TASK TO CARRY OUT:
From the entries below, list each line with "pour".

## begin RECORDS TO PROCESS

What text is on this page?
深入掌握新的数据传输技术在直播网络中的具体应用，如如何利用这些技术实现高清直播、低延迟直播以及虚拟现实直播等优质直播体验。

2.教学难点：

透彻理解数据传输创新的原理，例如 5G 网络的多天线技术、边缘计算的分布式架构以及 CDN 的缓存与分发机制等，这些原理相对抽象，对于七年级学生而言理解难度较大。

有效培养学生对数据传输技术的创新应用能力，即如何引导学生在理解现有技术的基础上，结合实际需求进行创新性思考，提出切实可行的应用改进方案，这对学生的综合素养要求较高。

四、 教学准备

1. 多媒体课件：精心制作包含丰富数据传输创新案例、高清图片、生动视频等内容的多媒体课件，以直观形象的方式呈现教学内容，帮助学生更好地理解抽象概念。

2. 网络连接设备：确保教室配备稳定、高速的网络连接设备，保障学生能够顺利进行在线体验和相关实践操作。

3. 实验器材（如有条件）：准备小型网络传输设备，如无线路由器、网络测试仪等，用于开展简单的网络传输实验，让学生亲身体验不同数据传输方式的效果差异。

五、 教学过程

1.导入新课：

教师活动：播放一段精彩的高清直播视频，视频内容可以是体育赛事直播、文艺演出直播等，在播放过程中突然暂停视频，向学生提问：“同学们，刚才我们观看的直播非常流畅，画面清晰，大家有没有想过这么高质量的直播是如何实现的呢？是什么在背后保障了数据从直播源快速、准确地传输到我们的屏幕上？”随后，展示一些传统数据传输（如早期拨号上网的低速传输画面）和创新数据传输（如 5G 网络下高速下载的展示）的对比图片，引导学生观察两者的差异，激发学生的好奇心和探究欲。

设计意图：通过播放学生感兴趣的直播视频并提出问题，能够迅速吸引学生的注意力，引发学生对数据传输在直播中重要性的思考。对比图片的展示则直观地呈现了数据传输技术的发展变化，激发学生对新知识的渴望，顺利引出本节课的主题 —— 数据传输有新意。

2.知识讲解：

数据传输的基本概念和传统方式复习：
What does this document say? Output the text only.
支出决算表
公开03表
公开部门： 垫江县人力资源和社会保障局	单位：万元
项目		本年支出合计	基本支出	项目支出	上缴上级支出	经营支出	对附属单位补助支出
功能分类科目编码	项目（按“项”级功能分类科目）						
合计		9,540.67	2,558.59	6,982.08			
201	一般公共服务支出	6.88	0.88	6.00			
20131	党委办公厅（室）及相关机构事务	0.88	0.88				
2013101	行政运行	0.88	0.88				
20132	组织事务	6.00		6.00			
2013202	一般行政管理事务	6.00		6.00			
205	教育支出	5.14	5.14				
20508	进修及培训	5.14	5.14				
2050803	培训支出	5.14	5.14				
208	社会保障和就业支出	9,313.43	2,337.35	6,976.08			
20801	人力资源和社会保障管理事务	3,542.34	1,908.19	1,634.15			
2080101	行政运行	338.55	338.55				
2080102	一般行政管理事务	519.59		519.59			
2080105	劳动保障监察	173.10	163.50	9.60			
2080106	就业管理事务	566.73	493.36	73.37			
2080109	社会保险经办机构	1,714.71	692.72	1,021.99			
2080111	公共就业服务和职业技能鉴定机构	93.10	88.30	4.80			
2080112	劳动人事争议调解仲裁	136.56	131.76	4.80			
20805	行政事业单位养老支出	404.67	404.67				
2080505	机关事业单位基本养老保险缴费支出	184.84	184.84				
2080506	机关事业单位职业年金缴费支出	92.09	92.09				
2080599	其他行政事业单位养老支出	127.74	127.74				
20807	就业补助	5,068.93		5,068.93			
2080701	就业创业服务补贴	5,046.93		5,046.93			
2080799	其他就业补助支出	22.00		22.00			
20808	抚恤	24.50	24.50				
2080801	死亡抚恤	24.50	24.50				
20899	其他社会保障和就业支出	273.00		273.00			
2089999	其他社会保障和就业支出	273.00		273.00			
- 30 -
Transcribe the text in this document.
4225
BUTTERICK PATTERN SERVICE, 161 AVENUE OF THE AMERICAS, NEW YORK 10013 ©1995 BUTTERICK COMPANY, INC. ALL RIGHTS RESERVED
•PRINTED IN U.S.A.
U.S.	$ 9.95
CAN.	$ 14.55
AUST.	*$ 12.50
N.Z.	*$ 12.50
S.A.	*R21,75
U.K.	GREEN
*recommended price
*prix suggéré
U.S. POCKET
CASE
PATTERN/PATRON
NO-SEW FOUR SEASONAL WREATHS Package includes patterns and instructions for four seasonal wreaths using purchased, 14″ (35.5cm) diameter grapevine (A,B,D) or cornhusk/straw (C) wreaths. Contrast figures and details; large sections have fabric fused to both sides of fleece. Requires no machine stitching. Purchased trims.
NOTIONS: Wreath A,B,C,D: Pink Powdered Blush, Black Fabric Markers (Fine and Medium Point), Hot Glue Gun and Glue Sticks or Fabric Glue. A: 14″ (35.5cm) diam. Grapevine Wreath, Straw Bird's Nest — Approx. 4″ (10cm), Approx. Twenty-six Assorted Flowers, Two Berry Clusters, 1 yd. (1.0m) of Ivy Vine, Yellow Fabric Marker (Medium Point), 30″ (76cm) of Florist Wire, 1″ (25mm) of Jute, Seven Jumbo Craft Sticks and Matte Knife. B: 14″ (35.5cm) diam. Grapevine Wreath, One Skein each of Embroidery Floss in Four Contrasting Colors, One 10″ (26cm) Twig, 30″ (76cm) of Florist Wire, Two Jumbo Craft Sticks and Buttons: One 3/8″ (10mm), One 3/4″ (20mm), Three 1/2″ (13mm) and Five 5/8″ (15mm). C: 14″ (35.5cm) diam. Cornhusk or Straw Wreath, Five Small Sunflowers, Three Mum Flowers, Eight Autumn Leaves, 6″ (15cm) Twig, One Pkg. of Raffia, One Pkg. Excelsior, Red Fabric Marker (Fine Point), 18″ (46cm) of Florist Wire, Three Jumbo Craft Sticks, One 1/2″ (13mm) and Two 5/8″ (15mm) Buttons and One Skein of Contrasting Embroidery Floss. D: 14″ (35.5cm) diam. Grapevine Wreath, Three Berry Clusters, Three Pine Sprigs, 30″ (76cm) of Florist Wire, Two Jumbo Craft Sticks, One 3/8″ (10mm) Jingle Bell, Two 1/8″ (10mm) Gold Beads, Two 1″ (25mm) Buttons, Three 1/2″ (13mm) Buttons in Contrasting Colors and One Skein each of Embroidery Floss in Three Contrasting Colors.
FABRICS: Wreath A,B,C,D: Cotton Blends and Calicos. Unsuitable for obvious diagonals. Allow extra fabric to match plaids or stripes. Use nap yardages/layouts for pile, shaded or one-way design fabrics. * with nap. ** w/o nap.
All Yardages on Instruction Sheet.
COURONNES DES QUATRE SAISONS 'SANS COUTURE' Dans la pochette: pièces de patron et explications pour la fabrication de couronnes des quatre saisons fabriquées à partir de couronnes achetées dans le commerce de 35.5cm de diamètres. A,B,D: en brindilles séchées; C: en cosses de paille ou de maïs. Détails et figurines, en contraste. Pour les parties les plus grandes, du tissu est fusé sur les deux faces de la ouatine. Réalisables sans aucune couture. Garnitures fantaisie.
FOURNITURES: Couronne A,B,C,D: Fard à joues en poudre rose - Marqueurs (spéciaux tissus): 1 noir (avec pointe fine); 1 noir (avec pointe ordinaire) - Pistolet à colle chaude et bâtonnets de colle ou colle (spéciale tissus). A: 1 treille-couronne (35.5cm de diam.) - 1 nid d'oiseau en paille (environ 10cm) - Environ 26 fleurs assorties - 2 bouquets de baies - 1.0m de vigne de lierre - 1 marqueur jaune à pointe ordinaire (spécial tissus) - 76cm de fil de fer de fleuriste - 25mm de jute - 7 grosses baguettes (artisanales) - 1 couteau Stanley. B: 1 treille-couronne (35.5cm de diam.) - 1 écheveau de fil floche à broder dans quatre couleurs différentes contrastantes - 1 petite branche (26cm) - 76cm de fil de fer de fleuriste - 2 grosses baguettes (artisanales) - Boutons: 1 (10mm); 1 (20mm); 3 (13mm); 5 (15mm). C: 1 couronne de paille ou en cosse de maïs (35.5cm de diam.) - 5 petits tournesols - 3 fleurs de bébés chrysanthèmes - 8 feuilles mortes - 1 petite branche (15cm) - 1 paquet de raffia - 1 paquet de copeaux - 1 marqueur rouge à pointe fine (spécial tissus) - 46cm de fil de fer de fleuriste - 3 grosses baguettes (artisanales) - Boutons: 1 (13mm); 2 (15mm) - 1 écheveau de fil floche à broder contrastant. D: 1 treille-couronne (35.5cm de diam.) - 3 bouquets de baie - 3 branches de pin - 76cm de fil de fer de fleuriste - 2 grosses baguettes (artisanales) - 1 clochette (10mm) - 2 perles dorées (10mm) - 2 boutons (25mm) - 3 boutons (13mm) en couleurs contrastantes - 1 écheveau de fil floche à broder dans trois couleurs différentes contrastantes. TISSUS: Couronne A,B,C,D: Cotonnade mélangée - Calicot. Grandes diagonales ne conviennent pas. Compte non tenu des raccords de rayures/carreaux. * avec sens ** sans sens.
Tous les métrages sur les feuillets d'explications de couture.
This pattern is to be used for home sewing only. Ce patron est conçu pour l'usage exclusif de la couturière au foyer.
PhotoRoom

## end RECORDS TO PROCESS

ANSWER FOR THIS EXERCISE:
COURONNES DES QUATRE SAISONS 'SANS COUTURE' Dans la pochette: pièces de patron et explications pour la fabrication de couronnes des quatre saisons fabriquées à partir de couronnes achetées dans le commerce de 35.5cm de diamètres. A,B,D: en brindilles séchées; C: en cosses de paille ou de maïs. Détails et figurines, en contraste. Pour les parties les plus grandes, du tissu est fusé sur les deux faces de la ouatine. Réalisables sans aucune couture. Garnitures fantaisie.
This pattern is to be used for home sewing only. Ce patron est conçu pour l'usage exclusif de la couturière au foyer.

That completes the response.